<<<<

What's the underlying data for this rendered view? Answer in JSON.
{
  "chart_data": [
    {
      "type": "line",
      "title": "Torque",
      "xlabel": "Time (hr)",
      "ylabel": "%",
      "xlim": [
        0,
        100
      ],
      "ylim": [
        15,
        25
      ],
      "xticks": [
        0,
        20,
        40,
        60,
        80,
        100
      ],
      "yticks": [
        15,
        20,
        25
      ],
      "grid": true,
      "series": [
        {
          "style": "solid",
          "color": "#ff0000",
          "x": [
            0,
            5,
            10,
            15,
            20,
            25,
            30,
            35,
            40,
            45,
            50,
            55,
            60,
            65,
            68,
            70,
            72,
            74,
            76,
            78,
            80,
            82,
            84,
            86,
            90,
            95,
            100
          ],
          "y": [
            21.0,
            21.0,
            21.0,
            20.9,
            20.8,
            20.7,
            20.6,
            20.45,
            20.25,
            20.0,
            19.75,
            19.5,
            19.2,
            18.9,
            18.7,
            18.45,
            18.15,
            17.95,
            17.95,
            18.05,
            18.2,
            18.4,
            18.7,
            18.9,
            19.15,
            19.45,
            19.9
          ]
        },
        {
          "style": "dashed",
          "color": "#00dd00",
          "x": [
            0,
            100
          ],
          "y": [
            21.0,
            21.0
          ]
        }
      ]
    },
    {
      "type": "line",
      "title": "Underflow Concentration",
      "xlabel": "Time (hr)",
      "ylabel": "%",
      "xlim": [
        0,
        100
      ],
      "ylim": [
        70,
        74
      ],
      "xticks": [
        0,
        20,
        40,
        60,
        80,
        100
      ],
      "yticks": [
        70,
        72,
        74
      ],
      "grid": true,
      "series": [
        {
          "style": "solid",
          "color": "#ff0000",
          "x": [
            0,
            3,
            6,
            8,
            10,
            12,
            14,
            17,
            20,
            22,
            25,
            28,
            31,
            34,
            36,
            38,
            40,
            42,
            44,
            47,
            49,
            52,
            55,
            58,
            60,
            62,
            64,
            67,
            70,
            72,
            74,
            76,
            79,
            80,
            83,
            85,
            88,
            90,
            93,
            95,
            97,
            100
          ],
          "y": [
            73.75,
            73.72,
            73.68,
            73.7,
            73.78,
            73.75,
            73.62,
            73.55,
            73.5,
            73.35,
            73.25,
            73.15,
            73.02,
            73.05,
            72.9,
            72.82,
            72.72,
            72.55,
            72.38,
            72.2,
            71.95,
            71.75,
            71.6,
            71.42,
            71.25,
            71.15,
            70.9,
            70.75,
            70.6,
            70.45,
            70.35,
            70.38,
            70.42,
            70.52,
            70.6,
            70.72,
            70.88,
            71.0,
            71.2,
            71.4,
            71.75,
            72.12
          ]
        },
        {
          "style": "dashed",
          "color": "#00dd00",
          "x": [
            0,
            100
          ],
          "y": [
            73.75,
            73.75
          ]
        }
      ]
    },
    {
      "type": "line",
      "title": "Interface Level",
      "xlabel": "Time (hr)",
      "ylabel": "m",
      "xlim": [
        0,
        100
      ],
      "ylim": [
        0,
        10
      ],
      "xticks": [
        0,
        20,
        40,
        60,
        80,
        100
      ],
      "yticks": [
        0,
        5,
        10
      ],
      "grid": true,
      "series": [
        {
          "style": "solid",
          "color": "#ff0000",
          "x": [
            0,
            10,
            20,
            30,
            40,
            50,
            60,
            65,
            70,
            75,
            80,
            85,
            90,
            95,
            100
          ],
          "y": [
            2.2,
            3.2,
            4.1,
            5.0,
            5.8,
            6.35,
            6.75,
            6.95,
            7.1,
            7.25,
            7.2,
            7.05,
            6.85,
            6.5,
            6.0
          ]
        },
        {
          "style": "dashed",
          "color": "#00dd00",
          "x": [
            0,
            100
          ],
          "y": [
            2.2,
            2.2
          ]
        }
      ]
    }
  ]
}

>>>>

What you need to do - Each line above must be reproduced exactly as it stands.

Solution -
What's the underlying data for this rendered view? Answer in JSON.
{
  "chart_data": [
    {
      "type": "line",
      "title": "Torque",
      "xlabel": "Time (hr)",
      "ylabel": "%",
      "xlim": [
        0,
        100
      ],
      "ylim": [
        15,
        25
      ],
      "xticks": [
        0,
        20,
        40,
        60,
        80,
        100
      ],
      "yticks": [
        15,
        20,
        25
      ],
      "grid": true,
      "series": [
        {
          "style": "solid",
          "color": "#ff0000",
          "x": [
            0,
            5,
            10,
            15,
            20,
            25,
            30,
            35,
            40,
            45,
            50,
            55,
            60,
            65,
            68,
            70,
            72,
            74,
            76,
            78,
            80,
            82,
            84,
            86,
            90,
            95,
            100
          ],
          "y": [
            21.0,
            21.0,
            21.0,
            20.9,
            20.8,
            20.7,
            20.6,
            20.45,
            20.25,
            20.0,
            19.75,
            19.5,
            19.2,
            18.9,
            18.7,
            18.45,
            18.15,
            17.95,
            17.95,
            18.05,
            18.2,
            18.4,
            18.7,
            18.9,
            19.15,
            19.45,
            19.9
          ]
        },
        {
          "style": "dashed",
          "color": "#00dd00",
          "x": [
            0,
            100
          ],
          "y": [
            21.0,
            21.0
          ]
        }
      ]
    },
    {
      "type": "line",
      "title": "Underflow Concentration",
      "xlabel": "Time (hr)",
      "ylabel": "%",
      "xlim": [
        0,
        100
      ],
      "ylim": [
        70,
        74
      ],
      "xticks": [
        0,
        20,
        40,
        60,
        80,
        100
      ],
      "yticks": [
        70,
        72,
        74
      ],
      "grid": true,
      "series": [
        {
          "style": "solid",
          "color": "#ff0000",
          "x": [
            0,
            3,
            6,
            8,
            10,
            12,
            14,
            17,
            20,
            22,
            25,
            28,
            31,
            34,
            36,
            38,
            40,
            42,
            44,
            47,
            49,
            52,
            55,
            58,
            60,
            62,
            64,
            67,
            70,
            72,
            74,
            76,
            79,
            80,
            83,
            85,
            88,
            90,
            93,
            95,
            97,
            100
          ],
          "y": [
            73.75,
            73.72,
            73.68,
            73.7,
            73.78,
            73.75,
            73.62,
            73.55,
            73.5,
            73.35,
            73.25,
            73.15,
            73.02,
            73.05,
            72.9,
            72.82,
            72.72,
            72.55,
            72.38,
            72.2,
            71.95,
            71.75,
            71.6,
            71.42,
            71.25,
            71.15,
            70.9,
            70.75,
            70.6,
            70.45,
            70.35,
            70.38,
            70.42,
            70.52,
            70.6,
            70.72,
            70.88,
            71.0,
            71.2,
            71.4,
            71.75,
            72.12
          ]
        },
        {
          "style": "dashed",
          "color": "#00dd00",
          "x": [
            0,
            100
          ],
          "y": [
            73.75,
            73.75
          ]
        }
      ]
    },
    {
      "type": "line",
      "title": "Interface Level",
      "xlabel": "Time (hr)",
      "ylabel": "m",
      "xlim": [
        0,
        100
      ],
      "ylim": [
        0,
        10
      ],
      "xticks": [
        0,
        20,
        40,
        60,
        80,
        100
      ],
      "yticks": [
        0,
        5,
        10
      ],
      "grid": true,
      "series": [
        {
          "style": "solid",
          "color": "#ff0000",
          "x": [
            0,
            10,
            20,
            30,
            40,
            50,
            60,
            65,
            70,
            75,
            80,
            85,
            90,
            95,
            100
          ],
          "y": [
            2.2,
            3.2,
            4.1,
            5.0,
            5.8,
            6.35,
            6.75,
            6.95,
            7.1,
            7.25,
            7.2,
            7.05,
            6.85,
            6.5,
            6.0
          ]
        },
        {
          "style": "dashed",
          "color": "#00dd00",
          "x": [
            0,
            100
          ],
          "y": [
            2.2,
            2.2
          ]
        }
      ]
    }
  ]
}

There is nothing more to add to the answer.